Problem to work on
Exclude images, then output the remaining data verbatim.
◆ ◆ ◆ ◆
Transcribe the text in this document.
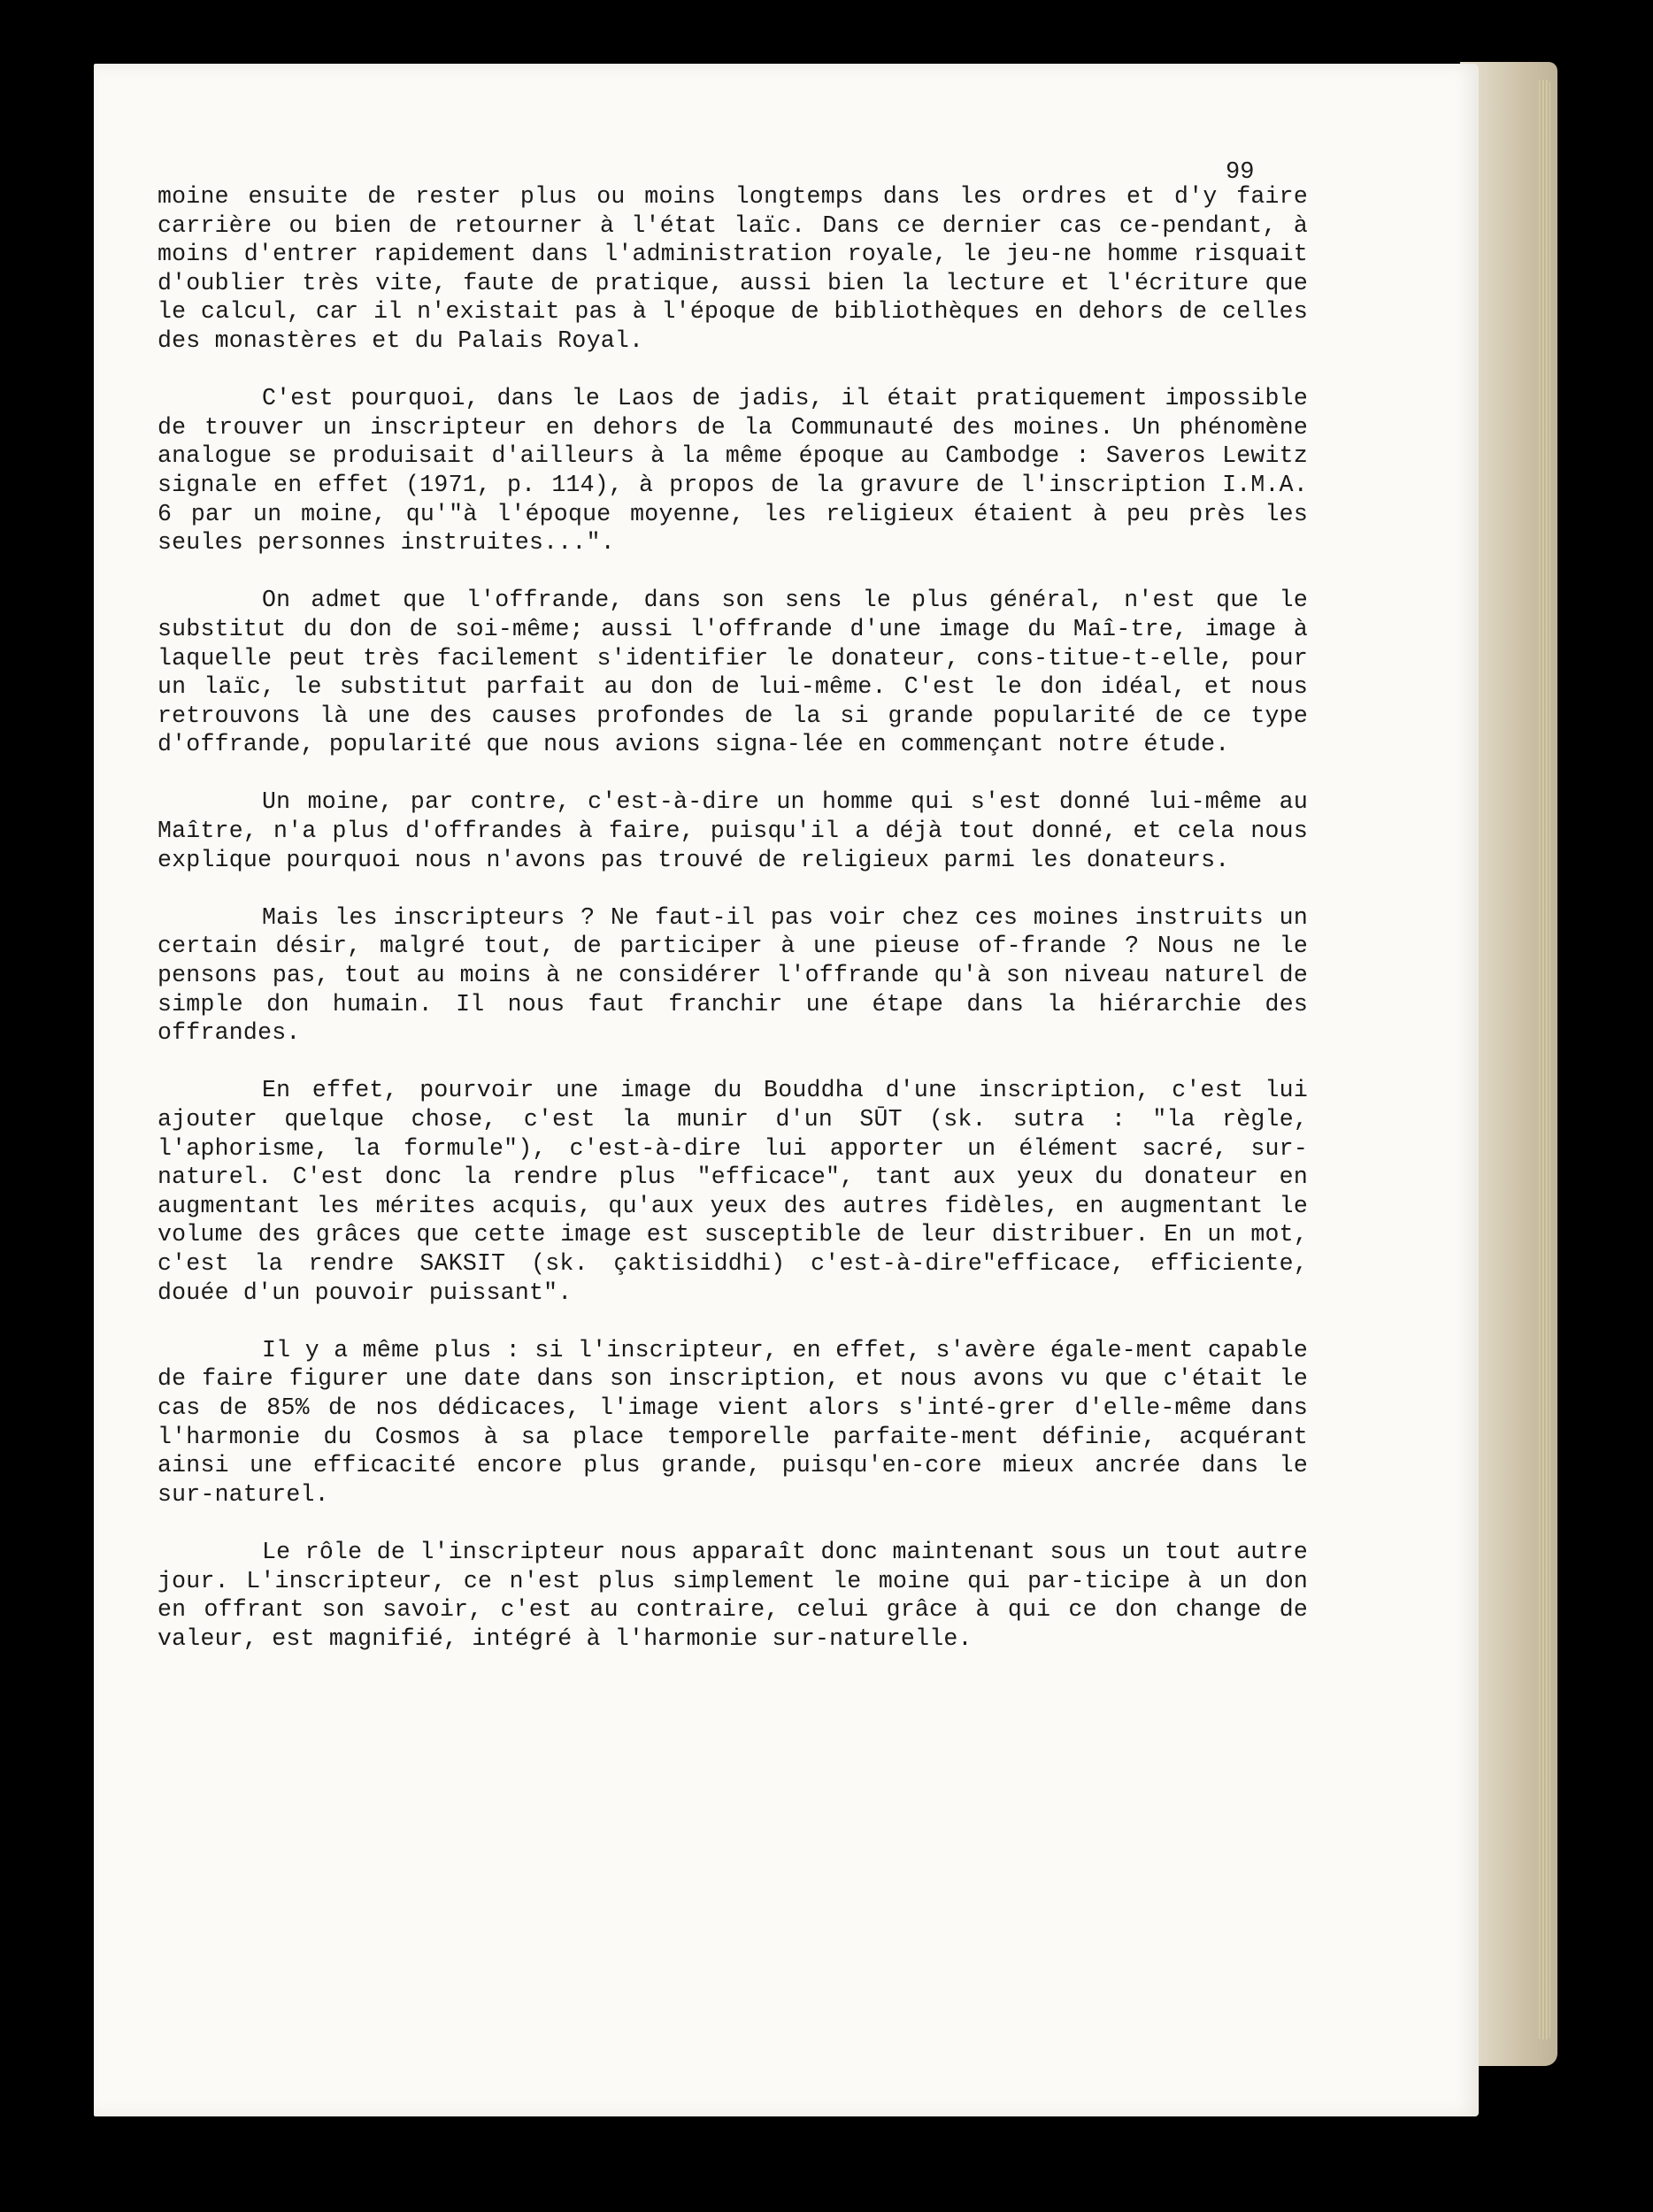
99

moine ensuite de rester plus ou moins longtemps dans les ordres et d'y faire carrière ou bien de retourner à l'état laïc. Dans ce dernier cas ce-pendant, à moins d'entrer rapidement dans l'administration royale, le jeu-ne homme risquait d'oublier très vite, faute de pratique, aussi bien la lecture et l'écriture que le calcul, car il n'existait pas à l'époque de bibliothèques en dehors de celles des monastères et du Palais Royal.

C'est pourquoi, dans le Laos de jadis, il était pratiquement impossible de trouver un inscripteur en dehors de la Communauté des moines. Un phénomène analogue se produisait d'ailleurs à la même époque au Cambodge : Saveros Lewitz signale en effet (1971, p. 114), à propos de la gravure de l'inscription I.M.A. 6 par un moine, qu'"à l'époque moyenne, les religieux étaient à peu près les seules personnes instruites...".

On admet que l'offrande, dans son sens le plus général, n'est que le substitut du don de soi-même; aussi l'offrande d'une image du Maî-tre, image à laquelle peut très facilement s'identifier le donateur, cons-titue-t-elle, pour un laïc, le substitut parfait au don de lui-même. C'est le don idéal, et nous retrouvons là une des causes profondes de la si grande popularité de ce type d'offrande, popularité que nous avions signa-lée en commençant notre étude.

Un moine, par contre, c'est-à-dire un homme qui s'est donné lui-même au Maître, n'a plus d'offrandes à faire, puisqu'il a déjà tout donné, et cela nous explique pourquoi nous n'avons pas trouvé de religieux parmi les donateurs.

Mais les inscripteurs ? Ne faut-il pas voir chez ces moines instruits un certain désir, malgré tout, de participer à une pieuse of-frande ? Nous ne le pensons pas, tout au moins à ne considérer l'offrande qu'à son niveau naturel de simple don humain. Il nous faut franchir une étape dans la hiérarchie des offrandes.

En effet, pourvoir une image du Bouddha d'une inscription, c'est lui ajouter quelque chose, c'est la munir d'un SŪT (sk. sutra : "la règle, l'aphorisme, la formule"), c'est-à-dire lui apporter un élément sacré, sur-naturel. C'est donc la rendre plus "efficace", tant aux yeux du donateur en augmentant les mérites acquis, qu'aux yeux des autres fidèles, en augmentant le volume des grâces que cette image est susceptible de leur distribuer. En un mot, c'est la rendre SAKSIT (sk. çaktisiddhi) c'est-à-dire"efficace, efficiente, douée d'un pouvoir puissant".

Il y a même plus : si l'inscripteur, en effet, s'avère égale-ment capable de faire figurer une date dans son inscription, et nous avons vu que c'était le cas de 85% de nos dédicaces, l'image vient alors s'inté-grer d'elle-même dans l'harmonie du Cosmos à sa place temporelle parfaite-ment définie, acquérant ainsi une efficacité encore plus grande, puisqu'en-core mieux ancrée dans le sur-naturel.

Le rôle de l'inscripteur nous apparaît donc maintenant sous un tout autre jour. L'inscripteur, ce n'est plus simplement le moine qui par-ticipe à un don en offrant son savoir, c'est au contraire, celui grâce à qui ce don change de valeur, est magnifié, intégré à l'harmonie sur-naturelle.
◆ ◆ ◆ ◆
Exercise response
Transcribe the text in this document.
99

moine ensuite de rester plus ou moins longtemps dans les ordres et d'y faire carrière ou bien de retourner à l'état laïc. Dans ce dernier cas ce-pendant, à moins d'entrer rapidement dans l'administration royale, le jeu-ne homme risquait d'oublier très vite, faute de pratique, aussi bien la lecture et l'écriture que le calcul, car il n'existait pas à l'époque de bibliothèques en dehors de celles des monastères et du Palais Royal.

C'est pourquoi, dans le Laos de jadis, il était pratiquement impossible de trouver un inscripteur en dehors de la Communauté des moines. Un phénomène analogue se produisait d'ailleurs à la même époque au Cambodge : Saveros Lewitz signale en effet (1971, p. 114), à propos de la gravure de l'inscription I.M.A. 6 par un moine, qu'"à l'époque moyenne, les religieux étaient à peu près les seules personnes instruites...".

On admet que l'offrande, dans son sens le plus général, n'est que le substitut du don de soi-même; aussi l'offrande d'une image du Maî-tre, image à laquelle peut très facilement s'identifier le donateur, cons-titue-t-elle, pour un laïc, le substitut parfait au don de lui-même. C'est le don idéal, et nous retrouvons là une des causes profondes de la si grande popularité de ce type d'offrande, popularité que nous avions signa-lée en commençant notre étude.

Un moine, par contre, c'est-à-dire un homme qui s'est donné lui-même au Maître, n'a plus d'offrandes à faire, puisqu'il a déjà tout donné, et cela nous explique pourquoi nous n'avons pas trouvé de religieux parmi les donateurs.

Mais les inscripteurs ? Ne faut-il pas voir chez ces moines instruits un certain désir, malgré tout, de participer à une pieuse of-frande ? Nous ne le pensons pas, tout au moins à ne considérer l'offrande qu'à son niveau naturel de simple don humain. Il nous faut franchir une étape dans la hiérarchie des offrandes.

En effet, pourvoir une image du Bouddha d'une inscription, c'est lui ajouter quelque chose, c'est la munir d'un SŪT (sk. sutra : "la règle, l'aphorisme, la formule"), c'est-à-dire lui apporter un élément sacré, sur-naturel. C'est donc la rendre plus "efficace", tant aux yeux du donateur en augmentant les mérites acquis, qu'aux yeux des autres fidèles, en augmentant le volume des grâces que cette image est susceptible de leur distribuer. En un mot, c'est la rendre SAKSIT (sk. çaktisiddhi) c'est-à-dire"efficace, efficiente, douée d'un pouvoir puissant".

Il y a même plus : si l'inscripteur, en effet, s'avère égale-ment capable de faire figurer une date dans son inscription, et nous avons vu que c'était le cas de 85% de nos dédicaces, l'image vient alors s'inté-grer d'elle-même dans l'harmonie du Cosmos à sa place temporelle parfaite-ment définie, acquérant ainsi une efficacité encore plus grande, puisqu'en-core mieux ancrée dans le sur-naturel.

Le rôle de l'inscripteur nous apparaît donc maintenant sous un tout autre jour. L'inscripteur, ce n'est plus simplement le moine qui par-ticipe à un don en offrant son savoir, c'est au contraire, celui grâce à qui ce don change de valeur, est magnifié, intégré à l'harmonie sur-naturelle.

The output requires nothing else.